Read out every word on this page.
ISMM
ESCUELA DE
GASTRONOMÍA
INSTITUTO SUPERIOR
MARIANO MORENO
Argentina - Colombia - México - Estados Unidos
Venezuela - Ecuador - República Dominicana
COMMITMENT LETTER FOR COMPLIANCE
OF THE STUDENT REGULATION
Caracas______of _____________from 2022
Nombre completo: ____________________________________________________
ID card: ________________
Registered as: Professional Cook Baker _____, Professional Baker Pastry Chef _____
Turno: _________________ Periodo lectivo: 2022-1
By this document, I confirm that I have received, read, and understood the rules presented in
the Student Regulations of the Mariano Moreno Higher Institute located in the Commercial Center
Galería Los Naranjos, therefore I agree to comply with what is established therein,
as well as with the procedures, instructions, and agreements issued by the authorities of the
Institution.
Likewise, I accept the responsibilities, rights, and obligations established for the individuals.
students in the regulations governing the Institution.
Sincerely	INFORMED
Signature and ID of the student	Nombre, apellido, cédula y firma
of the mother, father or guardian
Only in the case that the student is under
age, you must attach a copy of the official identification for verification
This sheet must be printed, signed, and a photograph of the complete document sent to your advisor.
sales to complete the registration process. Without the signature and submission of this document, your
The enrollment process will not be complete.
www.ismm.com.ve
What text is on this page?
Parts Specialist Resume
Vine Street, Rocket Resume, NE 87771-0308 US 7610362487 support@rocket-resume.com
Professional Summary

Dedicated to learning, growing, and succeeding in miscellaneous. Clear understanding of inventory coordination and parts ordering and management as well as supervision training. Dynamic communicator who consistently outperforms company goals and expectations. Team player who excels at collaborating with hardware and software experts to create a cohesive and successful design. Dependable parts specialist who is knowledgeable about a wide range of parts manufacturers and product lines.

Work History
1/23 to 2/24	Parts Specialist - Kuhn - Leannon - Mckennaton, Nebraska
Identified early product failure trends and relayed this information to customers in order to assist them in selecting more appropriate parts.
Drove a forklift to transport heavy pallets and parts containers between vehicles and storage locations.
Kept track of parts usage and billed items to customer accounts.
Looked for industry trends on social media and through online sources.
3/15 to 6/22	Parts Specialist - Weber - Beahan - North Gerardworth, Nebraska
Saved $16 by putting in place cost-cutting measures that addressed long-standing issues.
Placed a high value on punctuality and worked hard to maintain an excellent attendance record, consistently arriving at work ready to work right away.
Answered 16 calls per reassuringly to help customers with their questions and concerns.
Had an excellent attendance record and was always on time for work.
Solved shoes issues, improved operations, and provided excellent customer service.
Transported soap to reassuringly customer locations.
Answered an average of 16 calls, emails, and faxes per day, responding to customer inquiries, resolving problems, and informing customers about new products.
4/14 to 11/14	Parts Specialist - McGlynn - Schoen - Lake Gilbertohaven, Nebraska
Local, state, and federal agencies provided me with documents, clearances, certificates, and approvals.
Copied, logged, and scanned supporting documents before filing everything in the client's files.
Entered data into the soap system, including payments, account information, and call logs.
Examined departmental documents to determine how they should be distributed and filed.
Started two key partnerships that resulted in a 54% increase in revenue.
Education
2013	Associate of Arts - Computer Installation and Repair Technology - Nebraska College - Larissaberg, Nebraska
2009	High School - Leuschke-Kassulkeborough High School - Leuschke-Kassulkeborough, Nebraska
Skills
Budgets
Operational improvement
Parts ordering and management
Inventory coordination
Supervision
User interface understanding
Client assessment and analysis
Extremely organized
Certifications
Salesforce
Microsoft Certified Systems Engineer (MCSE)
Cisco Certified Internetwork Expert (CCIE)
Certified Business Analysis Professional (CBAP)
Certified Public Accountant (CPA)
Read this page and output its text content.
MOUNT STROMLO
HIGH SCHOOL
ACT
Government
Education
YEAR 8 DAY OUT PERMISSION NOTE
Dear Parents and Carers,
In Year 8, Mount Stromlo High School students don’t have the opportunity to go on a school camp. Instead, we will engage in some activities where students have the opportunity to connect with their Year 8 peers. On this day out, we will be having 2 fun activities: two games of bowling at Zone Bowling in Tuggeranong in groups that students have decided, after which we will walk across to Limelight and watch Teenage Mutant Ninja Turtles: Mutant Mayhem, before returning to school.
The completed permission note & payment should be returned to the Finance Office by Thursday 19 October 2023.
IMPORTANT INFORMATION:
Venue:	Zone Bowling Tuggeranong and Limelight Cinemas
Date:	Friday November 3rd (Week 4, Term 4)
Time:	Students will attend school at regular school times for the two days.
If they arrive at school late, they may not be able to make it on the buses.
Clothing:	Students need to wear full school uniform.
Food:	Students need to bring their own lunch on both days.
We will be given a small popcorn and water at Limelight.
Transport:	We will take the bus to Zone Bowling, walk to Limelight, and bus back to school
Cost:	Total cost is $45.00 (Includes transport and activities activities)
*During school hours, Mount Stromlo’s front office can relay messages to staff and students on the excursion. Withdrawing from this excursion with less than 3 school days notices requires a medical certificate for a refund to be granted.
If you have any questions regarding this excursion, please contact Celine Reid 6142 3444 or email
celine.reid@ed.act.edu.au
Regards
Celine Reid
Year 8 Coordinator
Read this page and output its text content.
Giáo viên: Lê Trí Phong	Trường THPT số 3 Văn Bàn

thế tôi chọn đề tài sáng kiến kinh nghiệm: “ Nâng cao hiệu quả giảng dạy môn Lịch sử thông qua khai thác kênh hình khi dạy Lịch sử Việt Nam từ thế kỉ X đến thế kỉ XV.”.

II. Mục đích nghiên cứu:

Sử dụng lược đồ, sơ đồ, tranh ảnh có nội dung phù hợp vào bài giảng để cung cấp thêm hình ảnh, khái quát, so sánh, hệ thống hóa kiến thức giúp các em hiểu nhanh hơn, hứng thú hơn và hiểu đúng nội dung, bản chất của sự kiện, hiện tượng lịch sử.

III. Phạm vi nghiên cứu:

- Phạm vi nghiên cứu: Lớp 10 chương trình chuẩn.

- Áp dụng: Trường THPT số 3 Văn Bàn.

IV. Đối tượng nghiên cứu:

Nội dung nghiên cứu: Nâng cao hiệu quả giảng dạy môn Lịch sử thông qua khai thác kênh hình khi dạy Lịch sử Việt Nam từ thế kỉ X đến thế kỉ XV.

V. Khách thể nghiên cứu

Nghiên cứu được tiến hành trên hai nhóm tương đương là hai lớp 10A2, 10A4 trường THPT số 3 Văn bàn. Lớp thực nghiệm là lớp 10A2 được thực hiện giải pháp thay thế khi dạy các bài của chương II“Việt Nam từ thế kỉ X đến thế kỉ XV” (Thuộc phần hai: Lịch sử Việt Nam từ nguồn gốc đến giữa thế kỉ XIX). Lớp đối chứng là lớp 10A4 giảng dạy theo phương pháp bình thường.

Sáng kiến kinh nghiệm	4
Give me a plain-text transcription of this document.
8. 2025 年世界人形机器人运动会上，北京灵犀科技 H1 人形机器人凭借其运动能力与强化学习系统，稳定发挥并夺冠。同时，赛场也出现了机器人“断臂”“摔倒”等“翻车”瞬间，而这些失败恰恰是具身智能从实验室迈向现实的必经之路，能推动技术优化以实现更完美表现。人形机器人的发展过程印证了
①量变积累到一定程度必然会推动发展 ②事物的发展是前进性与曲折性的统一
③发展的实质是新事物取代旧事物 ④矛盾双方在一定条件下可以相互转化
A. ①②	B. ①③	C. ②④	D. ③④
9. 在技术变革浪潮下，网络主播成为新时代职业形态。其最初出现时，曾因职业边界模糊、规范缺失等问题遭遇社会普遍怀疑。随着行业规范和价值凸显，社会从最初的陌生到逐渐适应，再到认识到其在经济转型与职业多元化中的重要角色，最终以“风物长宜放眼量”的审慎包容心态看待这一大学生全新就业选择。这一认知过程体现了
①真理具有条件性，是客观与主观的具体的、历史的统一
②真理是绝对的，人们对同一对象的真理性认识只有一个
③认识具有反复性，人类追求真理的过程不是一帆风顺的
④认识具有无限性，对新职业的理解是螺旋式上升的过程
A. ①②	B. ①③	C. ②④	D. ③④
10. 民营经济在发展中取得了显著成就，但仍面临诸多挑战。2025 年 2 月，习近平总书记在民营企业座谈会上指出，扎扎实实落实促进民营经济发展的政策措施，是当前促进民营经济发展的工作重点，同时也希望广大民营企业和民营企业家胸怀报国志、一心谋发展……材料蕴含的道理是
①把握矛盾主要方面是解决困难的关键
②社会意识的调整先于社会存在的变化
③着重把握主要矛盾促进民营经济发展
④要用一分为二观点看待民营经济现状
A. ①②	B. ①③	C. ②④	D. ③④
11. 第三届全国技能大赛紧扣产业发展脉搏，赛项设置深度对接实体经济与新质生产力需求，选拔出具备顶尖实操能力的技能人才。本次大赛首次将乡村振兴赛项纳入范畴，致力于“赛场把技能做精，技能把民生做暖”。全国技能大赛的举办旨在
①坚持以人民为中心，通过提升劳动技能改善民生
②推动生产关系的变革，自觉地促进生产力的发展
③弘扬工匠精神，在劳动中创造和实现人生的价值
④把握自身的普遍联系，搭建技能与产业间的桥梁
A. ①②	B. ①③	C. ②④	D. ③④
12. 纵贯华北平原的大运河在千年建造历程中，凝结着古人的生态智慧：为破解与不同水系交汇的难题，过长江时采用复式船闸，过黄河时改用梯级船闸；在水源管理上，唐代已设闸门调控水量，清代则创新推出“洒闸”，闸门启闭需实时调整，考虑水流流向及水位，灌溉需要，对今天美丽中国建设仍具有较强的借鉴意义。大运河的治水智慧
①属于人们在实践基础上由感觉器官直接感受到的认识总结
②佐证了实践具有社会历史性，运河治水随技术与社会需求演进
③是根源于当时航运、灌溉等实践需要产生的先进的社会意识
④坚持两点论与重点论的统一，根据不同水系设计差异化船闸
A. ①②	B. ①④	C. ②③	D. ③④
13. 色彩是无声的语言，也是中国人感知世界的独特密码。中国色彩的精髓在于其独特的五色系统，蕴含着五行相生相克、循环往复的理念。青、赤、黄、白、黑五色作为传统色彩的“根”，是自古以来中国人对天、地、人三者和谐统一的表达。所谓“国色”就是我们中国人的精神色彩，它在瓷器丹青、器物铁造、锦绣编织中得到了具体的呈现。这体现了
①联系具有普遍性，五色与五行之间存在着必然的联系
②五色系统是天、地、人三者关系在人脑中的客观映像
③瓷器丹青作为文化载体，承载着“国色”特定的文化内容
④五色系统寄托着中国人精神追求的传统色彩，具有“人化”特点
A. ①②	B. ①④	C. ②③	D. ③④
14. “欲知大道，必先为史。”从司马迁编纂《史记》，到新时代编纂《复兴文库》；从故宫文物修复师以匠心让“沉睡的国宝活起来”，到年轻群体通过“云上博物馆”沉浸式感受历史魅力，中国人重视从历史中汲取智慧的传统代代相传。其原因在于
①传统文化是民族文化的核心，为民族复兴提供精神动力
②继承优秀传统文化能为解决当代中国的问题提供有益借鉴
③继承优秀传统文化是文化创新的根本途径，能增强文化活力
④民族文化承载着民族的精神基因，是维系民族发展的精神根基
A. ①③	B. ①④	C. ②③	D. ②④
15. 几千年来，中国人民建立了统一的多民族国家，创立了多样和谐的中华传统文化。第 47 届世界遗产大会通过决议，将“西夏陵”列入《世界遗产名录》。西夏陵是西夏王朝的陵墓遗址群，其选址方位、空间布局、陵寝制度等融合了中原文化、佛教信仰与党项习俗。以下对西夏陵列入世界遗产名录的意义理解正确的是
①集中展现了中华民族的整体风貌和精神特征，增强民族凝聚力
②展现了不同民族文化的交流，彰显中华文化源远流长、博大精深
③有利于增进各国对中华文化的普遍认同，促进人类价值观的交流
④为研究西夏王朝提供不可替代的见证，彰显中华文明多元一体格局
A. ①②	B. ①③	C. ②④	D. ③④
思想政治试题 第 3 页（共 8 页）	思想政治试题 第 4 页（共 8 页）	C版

+-------+

- [Aim of the task] Check the data for the word "text" and pull out the lines that have it.

- [Exercise output]
What text is on this page?
Read this page and output its text content.
Read this page and output its text content.
Give me a plain-text transcription of this document.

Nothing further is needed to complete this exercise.